— START Data to use —

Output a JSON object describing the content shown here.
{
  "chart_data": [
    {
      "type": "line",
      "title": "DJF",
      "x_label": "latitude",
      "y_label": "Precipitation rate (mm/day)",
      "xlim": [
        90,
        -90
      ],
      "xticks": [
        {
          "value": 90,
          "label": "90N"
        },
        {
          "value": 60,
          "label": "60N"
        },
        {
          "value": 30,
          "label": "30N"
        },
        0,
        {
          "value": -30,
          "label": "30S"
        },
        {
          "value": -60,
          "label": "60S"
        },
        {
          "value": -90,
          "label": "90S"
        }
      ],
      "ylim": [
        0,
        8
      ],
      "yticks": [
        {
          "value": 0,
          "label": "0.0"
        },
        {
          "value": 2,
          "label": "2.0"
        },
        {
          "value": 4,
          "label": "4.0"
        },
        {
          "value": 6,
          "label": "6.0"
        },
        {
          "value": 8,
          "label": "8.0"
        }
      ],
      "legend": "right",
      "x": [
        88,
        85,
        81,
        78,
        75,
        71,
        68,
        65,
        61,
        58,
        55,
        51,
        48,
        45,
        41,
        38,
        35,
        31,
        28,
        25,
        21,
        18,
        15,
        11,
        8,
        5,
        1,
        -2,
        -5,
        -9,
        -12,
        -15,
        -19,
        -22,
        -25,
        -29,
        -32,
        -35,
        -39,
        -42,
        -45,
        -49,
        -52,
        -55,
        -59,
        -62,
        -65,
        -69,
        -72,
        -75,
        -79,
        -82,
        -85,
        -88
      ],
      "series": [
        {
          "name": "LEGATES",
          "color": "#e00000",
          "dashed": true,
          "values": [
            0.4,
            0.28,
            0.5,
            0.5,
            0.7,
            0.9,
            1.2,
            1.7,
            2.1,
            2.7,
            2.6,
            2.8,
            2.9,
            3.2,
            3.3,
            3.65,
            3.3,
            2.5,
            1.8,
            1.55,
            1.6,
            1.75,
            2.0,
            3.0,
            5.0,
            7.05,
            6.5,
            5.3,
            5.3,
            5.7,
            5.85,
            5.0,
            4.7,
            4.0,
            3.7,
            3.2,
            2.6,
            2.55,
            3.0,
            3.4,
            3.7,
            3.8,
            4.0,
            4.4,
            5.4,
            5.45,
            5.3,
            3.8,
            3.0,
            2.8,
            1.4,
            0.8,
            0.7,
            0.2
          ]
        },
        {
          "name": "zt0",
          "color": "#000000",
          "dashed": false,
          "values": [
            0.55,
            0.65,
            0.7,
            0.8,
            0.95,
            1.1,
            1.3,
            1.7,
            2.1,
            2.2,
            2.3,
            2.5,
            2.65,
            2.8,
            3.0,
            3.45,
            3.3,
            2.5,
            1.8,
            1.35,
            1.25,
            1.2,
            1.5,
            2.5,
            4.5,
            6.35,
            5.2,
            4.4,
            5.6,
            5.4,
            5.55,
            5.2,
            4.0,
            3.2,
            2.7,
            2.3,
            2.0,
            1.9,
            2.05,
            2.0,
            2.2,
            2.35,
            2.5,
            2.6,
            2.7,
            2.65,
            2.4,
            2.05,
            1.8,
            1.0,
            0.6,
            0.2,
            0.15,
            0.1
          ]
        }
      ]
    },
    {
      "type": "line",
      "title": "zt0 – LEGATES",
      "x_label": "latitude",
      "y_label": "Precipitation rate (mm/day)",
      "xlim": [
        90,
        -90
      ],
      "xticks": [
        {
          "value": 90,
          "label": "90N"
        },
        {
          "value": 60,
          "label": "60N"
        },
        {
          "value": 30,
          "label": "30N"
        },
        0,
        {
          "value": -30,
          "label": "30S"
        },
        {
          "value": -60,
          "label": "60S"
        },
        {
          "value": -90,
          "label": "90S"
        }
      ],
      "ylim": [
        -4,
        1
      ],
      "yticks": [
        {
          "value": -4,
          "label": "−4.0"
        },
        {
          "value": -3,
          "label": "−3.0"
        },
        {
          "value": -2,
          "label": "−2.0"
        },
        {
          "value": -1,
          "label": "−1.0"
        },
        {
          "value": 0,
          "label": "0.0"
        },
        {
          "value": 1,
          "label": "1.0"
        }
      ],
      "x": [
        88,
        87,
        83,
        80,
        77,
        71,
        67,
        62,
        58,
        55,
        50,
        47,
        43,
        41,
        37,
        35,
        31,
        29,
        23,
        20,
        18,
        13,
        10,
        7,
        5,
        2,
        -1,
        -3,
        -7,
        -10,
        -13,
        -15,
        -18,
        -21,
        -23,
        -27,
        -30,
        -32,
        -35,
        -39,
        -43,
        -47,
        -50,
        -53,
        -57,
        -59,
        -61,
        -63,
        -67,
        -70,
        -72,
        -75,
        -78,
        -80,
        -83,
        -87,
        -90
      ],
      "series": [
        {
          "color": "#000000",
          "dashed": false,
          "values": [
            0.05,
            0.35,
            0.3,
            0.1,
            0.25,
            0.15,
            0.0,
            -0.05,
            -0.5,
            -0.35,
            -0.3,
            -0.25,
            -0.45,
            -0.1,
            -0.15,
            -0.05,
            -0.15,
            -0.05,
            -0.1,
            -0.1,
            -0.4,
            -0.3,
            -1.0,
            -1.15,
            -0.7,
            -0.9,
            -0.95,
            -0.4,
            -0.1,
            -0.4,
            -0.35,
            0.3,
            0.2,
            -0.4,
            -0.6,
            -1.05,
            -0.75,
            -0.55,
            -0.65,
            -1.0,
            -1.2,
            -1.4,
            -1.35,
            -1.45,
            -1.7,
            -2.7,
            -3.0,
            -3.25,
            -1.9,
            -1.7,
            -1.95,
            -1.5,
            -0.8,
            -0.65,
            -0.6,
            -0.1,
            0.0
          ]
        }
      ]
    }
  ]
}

— END Data to use —

- [What the task requires]:
Output the full listing exactly as it stands.

- [Answer]:
Output a JSON object describing the content shown here.
{
  "chart_data": [
    {
      "type": "line",
      "title": "DJF",
      "x_label": "latitude",
      "y_label": "Precipitation rate (mm/day)",
      "xlim": [
        90,
        -90
      ],
      "xticks": [
        {
          "value": 90,
          "label": "90N"
        },
        {
          "value": 60,
          "label": "60N"
        },
        {
          "value": 30,
          "label": "30N"
        },
        0,
        {
          "value": -30,
          "label": "30S"
        },
        {
          "value": -60,
          "label": "60S"
        },
        {
          "value": -90,
          "label": "90S"
        }
      ],
      "ylim": [
        0,
        8
      ],
      "yticks": [
        {
          "value": 0,
          "label": "0.0"
        },
        {
          "value": 2,
          "label": "2.0"
        },
        {
          "value": 4,
          "label": "4.0"
        },
        {
          "value": 6,
          "label": "6.0"
        },
        {
          "value": 8,
          "label": "8.0"
        }
      ],
      "legend": "right",
      "x": [
        88,
        85,
        81,
        78,
        75,
        71,
        68,
        65,
        61,
        58,
        55,
        51,
        48,
        45,
        41,
        38,
        35,
        31,
        28,
        25,
        21,
        18,
        15,
        11,
        8,
        5,
        1,
        -2,
        -5,
        -9,
        -12,
        -15,
        -19,
        -22,
        -25,
        -29,
        -32,
        -35,
        -39,
        -42,
        -45,
        -49,
        -52,
        -55,
        -59,
        -62,
        -65,
        -69,
        -72,
        -75,
        -79,
        -82,
        -85,
        -88
      ],
      "series": [
        {
          "name": "LEGATES",
          "color": "#e00000",
          "dashed": true,
          "values": [
            0.4,
            0.28,
            0.5,
            0.5,
            0.7,
            0.9,
            1.2,
            1.7,
            2.1,
            2.7,
            2.6,
            2.8,
            2.9,
            3.2,
            3.3,
            3.65,
            3.3,
            2.5,
            1.8,
            1.55,
            1.6,
            1.75,
            2.0,
            3.0,
            5.0,
            7.05,
            6.5,
            5.3,
            5.3,
            5.7,
            5.85,
            5.0,
            4.7,
            4.0,
            3.7,
            3.2,
            2.6,
            2.55,
            3.0,
            3.4,
            3.7,
            3.8,
            4.0,
            4.4,
            5.4,
            5.45,
            5.3,
            3.8,
            3.0,
            2.8,
            1.4,
            0.8,
            0.7,
            0.2
          ]
        },
        {
          "name": "zt0",
          "color": "#000000",
          "dashed": false,
          "values": [
            0.55,
            0.65,
            0.7,
            0.8,
            0.95,
            1.1,
            1.3,
            1.7,
            2.1,
            2.2,
            2.3,
            2.5,
            2.65,
            2.8,
            3.0,
            3.45,
            3.3,
            2.5,
            1.8,
            1.35,
            1.25,
            1.2,
            1.5,
            2.5,
            4.5,
            6.35,
            5.2,
            4.4,
            5.6,
            5.4,
            5.55,
            5.2,
            4.0,
            3.2,
            2.7,
            2.3,
            2.0,
            1.9,
            2.05,
            2.0,
            2.2,
            2.35,
            2.5,
            2.6,
            2.7,
            2.65,
            2.4,
            2.05,
            1.8,
            1.0,
            0.6,
            0.2,
            0.15,
            0.1
          ]
        }
      ]
    },
    {
      "type": "line",
      "title": "zt0 – LEGATES",
      "x_label": "latitude",
      "y_label": "Precipitation rate (mm/day)",
      "xlim": [
        90,
        -90
      ],
      "xticks": [
        {
          "value": 90,
          "label": "90N"
        },
        {
          "value": 60,
          "label": "60N"
        },
        {
          "value": 30,
          "label": "30N"
        },
        0,
        {
          "value": -30,
          "label": "30S"
        },
        {
          "value": -60,
          "label": "60S"
        },
        {
          "value": -90,
          "label": "90S"
        }
      ],
      "ylim": [
        -4,
        1
      ],
      "yticks": [
        {
          "value": -4,
          "label": "−4.0"
        },
        {
          "value": -3,
          "label": "−3.0"
        },
        {
          "value": -2,
          "label": "−2.0"
        },
        {
          "value": -1,
          "label": "−1.0"
        },
        {
          "value": 0,
          "label": "0.0"
        },
        {
          "value": 1,
          "label": "1.0"
        }
      ],
      "x": [
        88,
        87,
        83,
        80,
        77,
        71,
        67,
        62,
        58,
        55,
        50,
        47,
        43,
        41,
        37,
        35,
        31,
        29,
        23,
        20,
        18,
        13,
        10,
        7,
        5,
        2,
        -1,
        -3,
        -7,
        -10,
        -13,
        -15,
        -18,
        -21,
        -23,
        -27,
        -30,
        -32,
        -35,
        -39,
        -43,
        -47,
        -50,
        -53,
        -57,
        -59,
        -61,
        -63,
        -67,
        -70,
        -72,
        -75,
        -78,
        -80,
        -83,
        -87,
        -90
      ],
      "series": [
        {
          "color": "#000000",
          "dashed": false,
          "values": [
            0.05,
            0.35,
            0.3,
            0.1,
            0.25,
            0.15,
            0.0,
            -0.05,
            -0.5,
            -0.35,
            -0.3,
            -0.25,
            -0.45,
            -0.1,
            -0.15,
            -0.05,
            -0.15,
            -0.05,
            -0.1,
            -0.1,
            -0.4,
            -0.3,
            -1.0,
            -1.15,
            -0.7,
            -0.9,
            -0.95,
            -0.4,
            -0.1,
            -0.4,
            -0.35,
            0.3,
            0.2,
            -0.4,
            -0.6,
            -1.05,
            -0.75,
            -0.55,
            -0.65,
            -1.0,
            -1.2,
            -1.4,
            -1.35,
            -1.45,
            -1.7,
            -2.7,
            -3.0,
            -3.25,
            -1.9,
            -1.7,
            -1.95,
            -1.5,
            -0.8,
            -0.65,
            -0.6,
            -0.1,
            0.0
          ]
        }
      ]
    }
  ]
}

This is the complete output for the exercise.